_WHAT THE TASK REQUIRES:_ Reproduce the listing below character for character; drop every image.

_GIVEN DATA:_
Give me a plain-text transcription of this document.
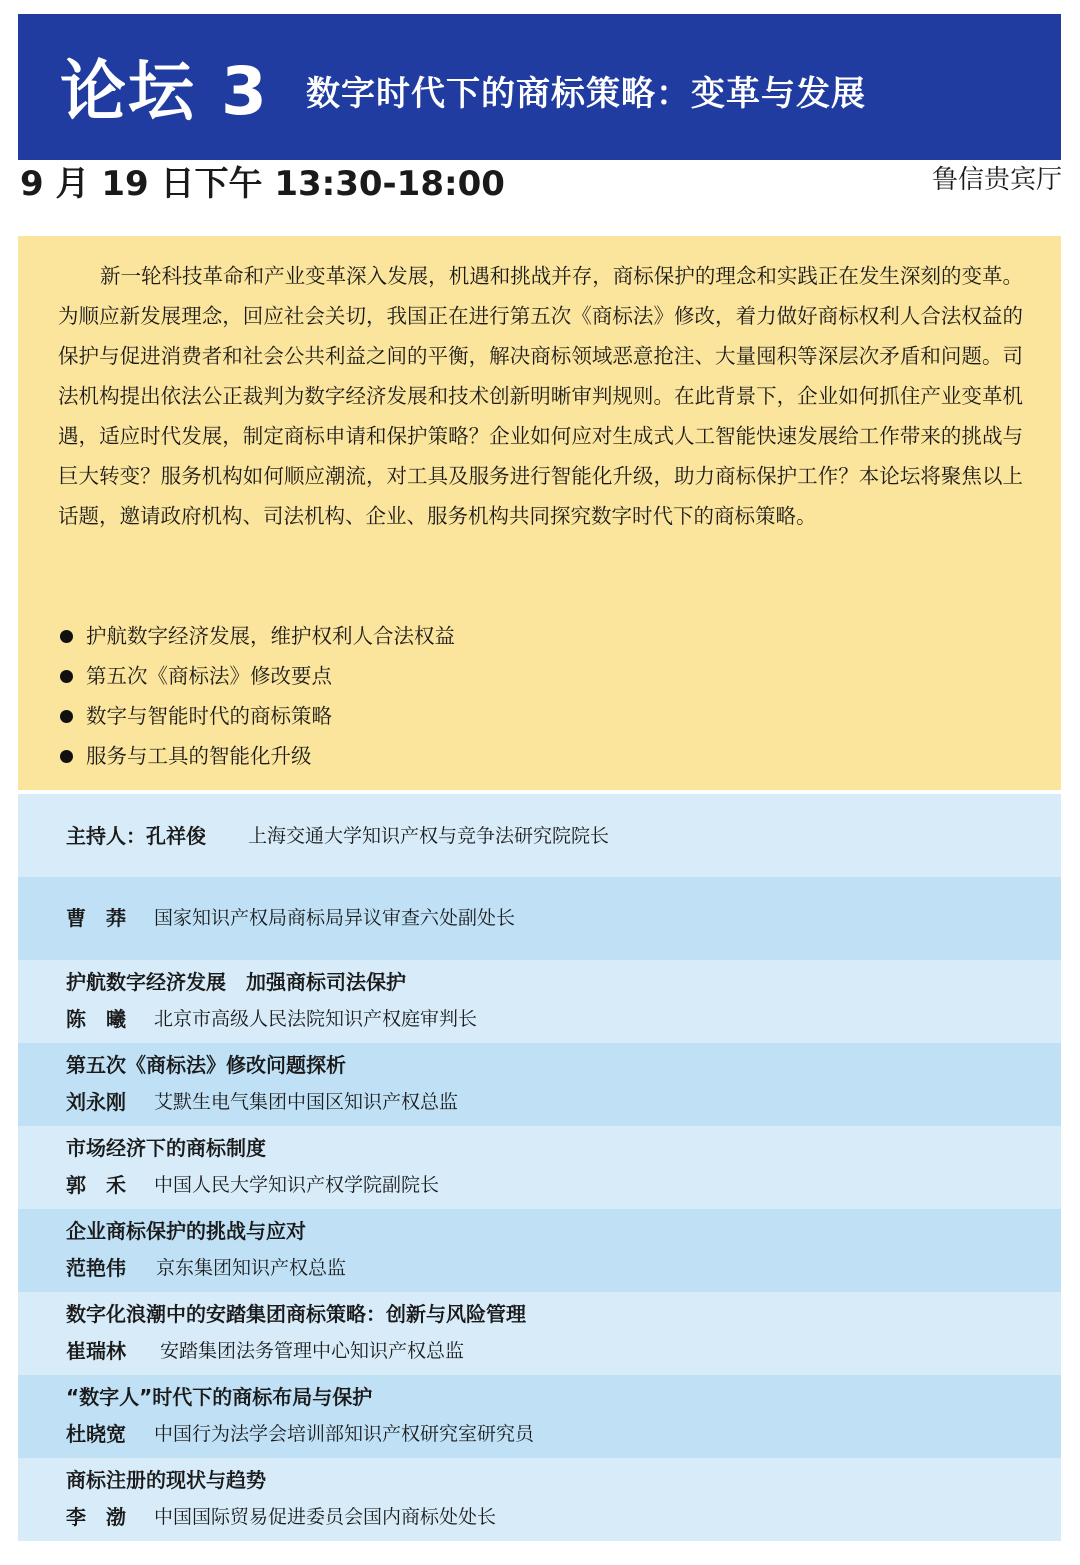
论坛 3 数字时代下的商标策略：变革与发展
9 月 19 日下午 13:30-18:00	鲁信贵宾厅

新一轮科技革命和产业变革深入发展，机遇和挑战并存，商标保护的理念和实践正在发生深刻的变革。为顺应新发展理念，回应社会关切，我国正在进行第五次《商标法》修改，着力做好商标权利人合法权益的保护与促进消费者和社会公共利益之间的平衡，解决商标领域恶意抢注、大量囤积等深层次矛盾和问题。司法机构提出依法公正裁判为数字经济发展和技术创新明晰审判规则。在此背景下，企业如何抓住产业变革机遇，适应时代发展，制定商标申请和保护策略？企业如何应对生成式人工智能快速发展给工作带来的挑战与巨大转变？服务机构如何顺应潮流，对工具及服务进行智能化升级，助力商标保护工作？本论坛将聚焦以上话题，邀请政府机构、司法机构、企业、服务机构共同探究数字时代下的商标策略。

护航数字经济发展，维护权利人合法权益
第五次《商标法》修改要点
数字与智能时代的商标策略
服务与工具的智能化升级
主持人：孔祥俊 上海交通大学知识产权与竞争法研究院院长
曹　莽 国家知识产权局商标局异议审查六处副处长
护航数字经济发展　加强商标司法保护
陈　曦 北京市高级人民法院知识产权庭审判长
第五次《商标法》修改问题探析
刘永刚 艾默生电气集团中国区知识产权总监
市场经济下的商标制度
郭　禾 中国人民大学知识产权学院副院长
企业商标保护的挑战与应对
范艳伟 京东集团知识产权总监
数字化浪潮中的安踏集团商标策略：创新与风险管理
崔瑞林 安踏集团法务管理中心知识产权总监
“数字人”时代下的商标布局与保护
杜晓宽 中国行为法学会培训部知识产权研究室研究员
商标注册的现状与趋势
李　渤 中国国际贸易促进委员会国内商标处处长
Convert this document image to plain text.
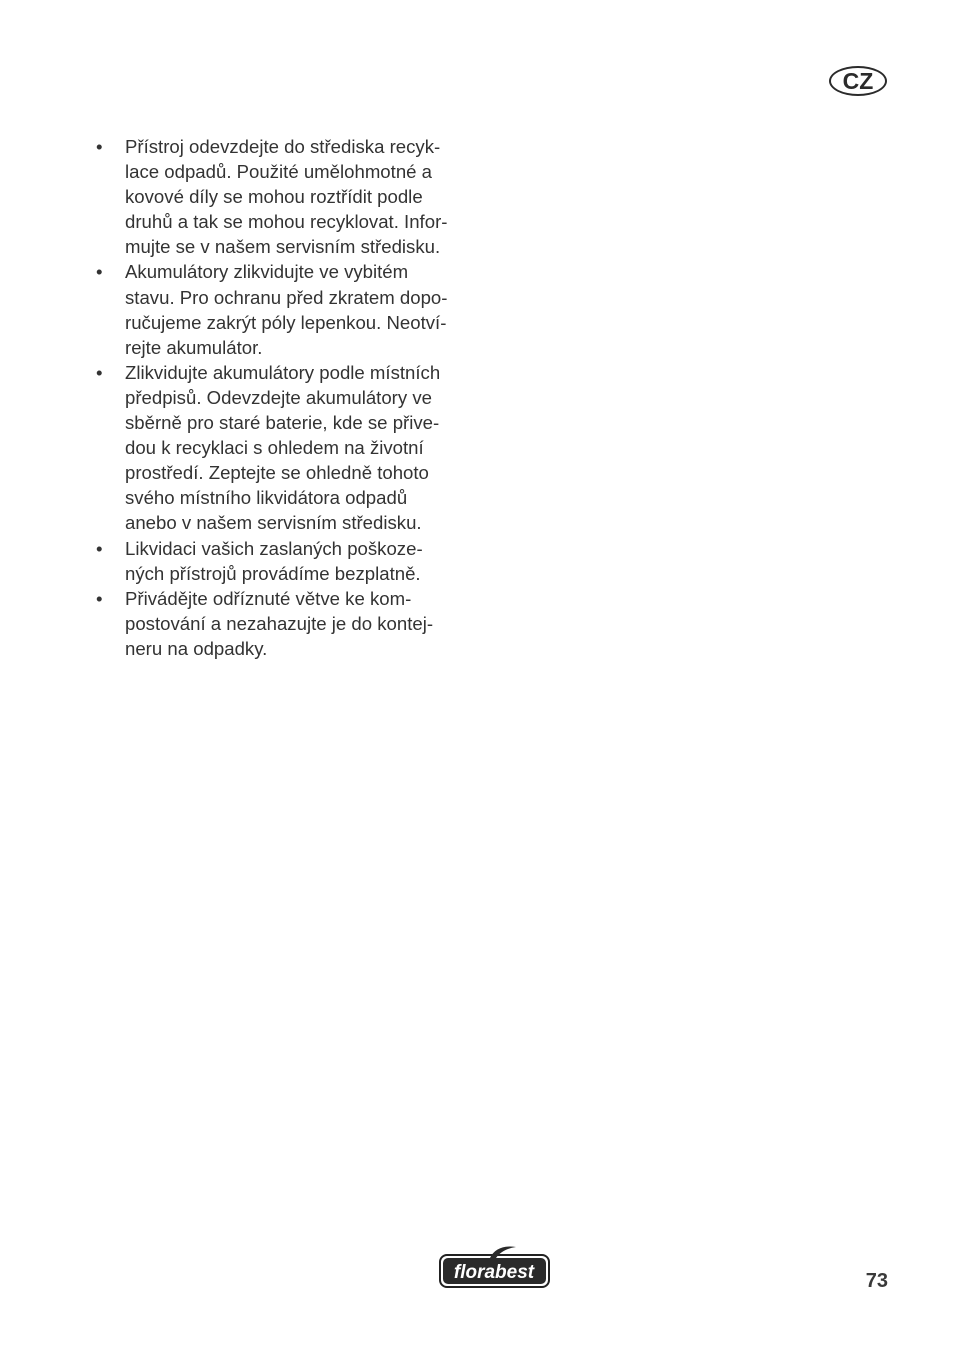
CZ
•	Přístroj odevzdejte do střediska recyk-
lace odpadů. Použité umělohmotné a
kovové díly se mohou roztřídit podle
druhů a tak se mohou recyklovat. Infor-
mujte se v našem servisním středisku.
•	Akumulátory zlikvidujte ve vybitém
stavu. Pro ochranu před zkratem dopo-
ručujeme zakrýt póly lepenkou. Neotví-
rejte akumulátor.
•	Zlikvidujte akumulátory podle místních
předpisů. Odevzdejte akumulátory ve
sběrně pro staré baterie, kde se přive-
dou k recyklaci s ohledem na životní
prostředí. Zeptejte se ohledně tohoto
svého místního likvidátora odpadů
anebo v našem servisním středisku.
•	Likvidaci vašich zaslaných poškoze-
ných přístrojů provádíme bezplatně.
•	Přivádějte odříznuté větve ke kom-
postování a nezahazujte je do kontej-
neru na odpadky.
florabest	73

_OUTPUT OF THE EXERCISE:_
Give me a plain-text transcription of this document.
论坛 3 数字时代下的商标策略：变革与发展
9 月 19 日下午 13:30-18:00	鲁信贵宾厅

新一轮科技革命和产业变革深入发展，机遇和挑战并存，商标保护的理念和实践正在发生深刻的变革。为顺应新发展理念，回应社会关切，我国正在进行第五次《商标法》修改，着力做好商标权利人合法权益的保护与促进消费者和社会公共利益之间的平衡，解决商标领域恶意抢注、大量囤积等深层次矛盾和问题。司法机构提出依法公正裁判为数字经济发展和技术创新明晰审判规则。在此背景下，企业如何抓住产业变革机遇，适应时代发展，制定商标申请和保护策略？企业如何应对生成式人工智能快速发展给工作带来的挑战与巨大转变？服务机构如何顺应潮流，对工具及服务进行智能化升级，助力商标保护工作？本论坛将聚焦以上话题，邀请政府机构、司法机构、企业、服务机构共同探究数字时代下的商标策略。

护航数字经济发展，维护权利人合法权益
第五次《商标法》修改要点
数字与智能时代的商标策略
服务与工具的智能化升级
主持人：孔祥俊 上海交通大学知识产权与竞争法研究院院长
曹　莽 国家知识产权局商标局异议审查六处副处长
护航数字经济发展　加强商标司法保护
陈　曦 北京市高级人民法院知识产权庭审判长
第五次《商标法》修改问题探析
刘永刚 艾默生电气集团中国区知识产权总监
市场经济下的商标制度
郭　禾 中国人民大学知识产权学院副院长
企业商标保护的挑战与应对
范艳伟 京东集团知识产权总监
数字化浪潮中的安踏集团商标策略：创新与风险管理
崔瑞林 安踏集团法务管理中心知识产权总监
“数字人”时代下的商标布局与保护
杜晓宽 中国行为法学会培训部知识产权研究室研究员
商标注册的现状与趋势
李　渤 中国国际贸易促进委员会国内商标处处长
Convert this document image to plain text.
CZ
•	Přístroj odevzdejte do střediska recyk-
lace odpadů. Použité umělohmotné a
kovové díly se mohou roztřídit podle
druhů a tak se mohou recyklovat. Infor-
mujte se v našem servisním středisku.
•	Akumulátory zlikvidujte ve vybitém
stavu. Pro ochranu před zkratem dopo-
ručujeme zakrýt póly lepenkou. Neotví-
rejte akumulátor.
•	Zlikvidujte akumulátory podle místních
předpisů. Odevzdejte akumulátory ve
sběrně pro staré baterie, kde se přive-
dou k recyklaci s ohledem na životní
prostředí. Zeptejte se ohledně tohoto
svého místního likvidátora odpadů
anebo v našem servisním středisku.
•	Likvidaci vašich zaslaných poškoze-
ných přístrojů provádíme bezplatně.
•	Přivádějte odříznuté větve ke kom-
postování a nezahazujte je do kontej-
neru na odpadky.
florabest	73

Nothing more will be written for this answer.